(Records from a collection of figures)
--- start ---
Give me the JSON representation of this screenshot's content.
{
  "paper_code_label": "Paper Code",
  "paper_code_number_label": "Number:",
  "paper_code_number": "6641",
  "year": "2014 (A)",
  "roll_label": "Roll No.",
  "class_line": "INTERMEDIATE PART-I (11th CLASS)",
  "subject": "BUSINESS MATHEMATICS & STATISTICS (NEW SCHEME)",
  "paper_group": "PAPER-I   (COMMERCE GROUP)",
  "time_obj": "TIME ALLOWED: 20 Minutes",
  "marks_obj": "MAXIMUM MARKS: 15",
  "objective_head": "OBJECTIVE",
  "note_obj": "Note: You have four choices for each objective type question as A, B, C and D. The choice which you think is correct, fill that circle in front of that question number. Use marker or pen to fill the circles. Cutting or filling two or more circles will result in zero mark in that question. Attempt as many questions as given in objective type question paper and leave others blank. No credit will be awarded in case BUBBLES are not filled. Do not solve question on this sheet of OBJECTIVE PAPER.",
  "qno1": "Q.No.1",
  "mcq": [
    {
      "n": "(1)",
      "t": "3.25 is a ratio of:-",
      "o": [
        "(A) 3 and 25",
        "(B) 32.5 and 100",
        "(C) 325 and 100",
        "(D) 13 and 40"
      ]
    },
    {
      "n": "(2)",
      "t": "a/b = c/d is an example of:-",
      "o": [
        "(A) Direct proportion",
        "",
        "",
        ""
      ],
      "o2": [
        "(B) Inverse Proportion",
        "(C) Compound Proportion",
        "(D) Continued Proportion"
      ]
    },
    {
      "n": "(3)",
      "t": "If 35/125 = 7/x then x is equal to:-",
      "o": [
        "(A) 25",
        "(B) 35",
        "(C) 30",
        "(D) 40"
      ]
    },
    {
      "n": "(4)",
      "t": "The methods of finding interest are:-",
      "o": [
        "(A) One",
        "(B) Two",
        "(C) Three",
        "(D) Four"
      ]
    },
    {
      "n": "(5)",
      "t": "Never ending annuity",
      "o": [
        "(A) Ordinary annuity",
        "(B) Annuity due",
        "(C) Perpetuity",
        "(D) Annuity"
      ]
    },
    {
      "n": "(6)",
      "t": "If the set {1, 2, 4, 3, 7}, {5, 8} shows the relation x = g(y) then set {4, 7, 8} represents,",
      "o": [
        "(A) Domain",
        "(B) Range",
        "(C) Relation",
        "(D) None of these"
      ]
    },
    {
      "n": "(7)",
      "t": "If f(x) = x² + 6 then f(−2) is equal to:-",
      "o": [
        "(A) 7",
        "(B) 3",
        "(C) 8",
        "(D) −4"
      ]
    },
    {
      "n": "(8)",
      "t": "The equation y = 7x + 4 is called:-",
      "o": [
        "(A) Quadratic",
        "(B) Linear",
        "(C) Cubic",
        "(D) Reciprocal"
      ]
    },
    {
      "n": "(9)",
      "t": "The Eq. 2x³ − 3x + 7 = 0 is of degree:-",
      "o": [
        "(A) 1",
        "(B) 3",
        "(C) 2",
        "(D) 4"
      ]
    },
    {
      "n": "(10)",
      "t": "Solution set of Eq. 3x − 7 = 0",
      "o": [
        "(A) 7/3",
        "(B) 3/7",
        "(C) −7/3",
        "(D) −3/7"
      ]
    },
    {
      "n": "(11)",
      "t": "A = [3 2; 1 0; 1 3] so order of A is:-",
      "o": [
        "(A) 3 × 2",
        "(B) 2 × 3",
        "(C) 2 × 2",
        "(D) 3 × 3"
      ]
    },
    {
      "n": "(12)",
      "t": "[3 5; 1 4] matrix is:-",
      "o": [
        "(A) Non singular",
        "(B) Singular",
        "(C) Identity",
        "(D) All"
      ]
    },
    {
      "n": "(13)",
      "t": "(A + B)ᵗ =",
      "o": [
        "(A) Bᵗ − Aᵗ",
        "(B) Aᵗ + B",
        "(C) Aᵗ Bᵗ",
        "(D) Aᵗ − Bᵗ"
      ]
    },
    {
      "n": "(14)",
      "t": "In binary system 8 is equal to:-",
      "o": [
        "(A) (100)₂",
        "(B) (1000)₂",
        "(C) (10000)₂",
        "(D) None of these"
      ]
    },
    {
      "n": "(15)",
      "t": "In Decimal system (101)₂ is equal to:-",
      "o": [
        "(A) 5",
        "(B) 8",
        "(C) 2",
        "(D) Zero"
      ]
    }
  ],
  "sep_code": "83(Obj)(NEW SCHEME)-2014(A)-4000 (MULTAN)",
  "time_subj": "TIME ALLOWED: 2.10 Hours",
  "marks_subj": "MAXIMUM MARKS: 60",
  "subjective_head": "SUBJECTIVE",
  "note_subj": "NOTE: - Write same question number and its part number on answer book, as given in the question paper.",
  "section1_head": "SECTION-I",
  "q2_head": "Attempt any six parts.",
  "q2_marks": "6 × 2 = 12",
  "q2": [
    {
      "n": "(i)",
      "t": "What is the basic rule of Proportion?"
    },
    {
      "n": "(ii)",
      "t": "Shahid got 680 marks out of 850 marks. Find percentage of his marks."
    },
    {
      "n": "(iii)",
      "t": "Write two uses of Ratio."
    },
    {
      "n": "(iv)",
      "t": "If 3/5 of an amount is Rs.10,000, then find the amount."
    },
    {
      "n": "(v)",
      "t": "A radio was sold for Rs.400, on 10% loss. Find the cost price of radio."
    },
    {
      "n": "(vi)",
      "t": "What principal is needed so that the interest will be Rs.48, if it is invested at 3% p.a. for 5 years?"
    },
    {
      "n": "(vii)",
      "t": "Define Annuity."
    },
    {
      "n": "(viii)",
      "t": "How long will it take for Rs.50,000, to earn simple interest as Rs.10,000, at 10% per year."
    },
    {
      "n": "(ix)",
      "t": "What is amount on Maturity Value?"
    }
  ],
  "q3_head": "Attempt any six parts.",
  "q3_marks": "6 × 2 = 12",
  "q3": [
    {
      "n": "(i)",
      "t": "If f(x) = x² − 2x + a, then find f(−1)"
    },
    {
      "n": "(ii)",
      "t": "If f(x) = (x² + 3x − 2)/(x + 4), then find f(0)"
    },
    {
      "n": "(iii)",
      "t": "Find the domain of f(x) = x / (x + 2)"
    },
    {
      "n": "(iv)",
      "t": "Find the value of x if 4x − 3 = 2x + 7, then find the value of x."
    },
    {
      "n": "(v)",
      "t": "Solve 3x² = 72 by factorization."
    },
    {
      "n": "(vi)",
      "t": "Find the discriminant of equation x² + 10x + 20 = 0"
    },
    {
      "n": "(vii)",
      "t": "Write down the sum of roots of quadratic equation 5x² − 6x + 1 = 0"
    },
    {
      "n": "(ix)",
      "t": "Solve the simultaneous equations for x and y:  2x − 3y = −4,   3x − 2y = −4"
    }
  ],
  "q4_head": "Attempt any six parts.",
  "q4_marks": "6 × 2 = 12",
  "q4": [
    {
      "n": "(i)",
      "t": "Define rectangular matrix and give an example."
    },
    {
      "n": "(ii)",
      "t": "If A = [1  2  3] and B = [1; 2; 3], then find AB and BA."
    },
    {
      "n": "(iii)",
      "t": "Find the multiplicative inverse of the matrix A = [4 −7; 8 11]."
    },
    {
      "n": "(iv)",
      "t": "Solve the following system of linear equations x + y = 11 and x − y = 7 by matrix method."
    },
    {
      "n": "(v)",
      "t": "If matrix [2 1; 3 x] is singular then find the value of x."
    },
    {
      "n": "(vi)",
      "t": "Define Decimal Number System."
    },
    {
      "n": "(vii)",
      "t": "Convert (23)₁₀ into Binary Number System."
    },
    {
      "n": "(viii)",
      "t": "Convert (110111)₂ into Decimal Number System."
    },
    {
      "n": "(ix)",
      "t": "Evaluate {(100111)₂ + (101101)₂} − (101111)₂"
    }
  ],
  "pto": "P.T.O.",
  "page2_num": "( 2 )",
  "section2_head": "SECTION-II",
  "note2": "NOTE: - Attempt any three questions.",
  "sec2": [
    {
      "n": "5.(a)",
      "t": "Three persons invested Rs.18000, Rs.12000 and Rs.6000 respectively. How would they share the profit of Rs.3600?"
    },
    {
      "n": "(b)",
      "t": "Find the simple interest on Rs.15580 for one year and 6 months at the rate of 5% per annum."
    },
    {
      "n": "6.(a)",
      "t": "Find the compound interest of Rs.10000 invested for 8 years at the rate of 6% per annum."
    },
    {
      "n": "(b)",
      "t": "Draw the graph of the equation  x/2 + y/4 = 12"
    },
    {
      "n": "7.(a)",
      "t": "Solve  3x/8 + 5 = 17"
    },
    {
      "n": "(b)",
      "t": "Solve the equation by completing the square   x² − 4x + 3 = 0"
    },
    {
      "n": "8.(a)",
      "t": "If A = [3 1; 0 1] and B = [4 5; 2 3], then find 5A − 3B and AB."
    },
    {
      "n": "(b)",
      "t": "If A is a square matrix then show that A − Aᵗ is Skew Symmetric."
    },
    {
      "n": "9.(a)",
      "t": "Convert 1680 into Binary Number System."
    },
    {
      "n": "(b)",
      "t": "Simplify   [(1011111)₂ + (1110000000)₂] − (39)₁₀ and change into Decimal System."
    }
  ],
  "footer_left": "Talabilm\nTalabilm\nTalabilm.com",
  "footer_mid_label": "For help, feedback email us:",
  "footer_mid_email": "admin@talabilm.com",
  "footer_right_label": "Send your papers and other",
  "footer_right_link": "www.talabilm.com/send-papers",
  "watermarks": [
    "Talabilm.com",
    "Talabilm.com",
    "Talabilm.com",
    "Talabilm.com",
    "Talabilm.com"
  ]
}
--- end ---
== The problem ==
Find the string "What" in the records, then copy each line where it occurs.

== Full response ==
      "t": "What is the basic rule of Proportion?"
      "t": "What principal is needed so that the interest will be Rs.48, if it is invested at 3% p.a. for 5 years?"
      "t": "What is amount on Maturity Value?"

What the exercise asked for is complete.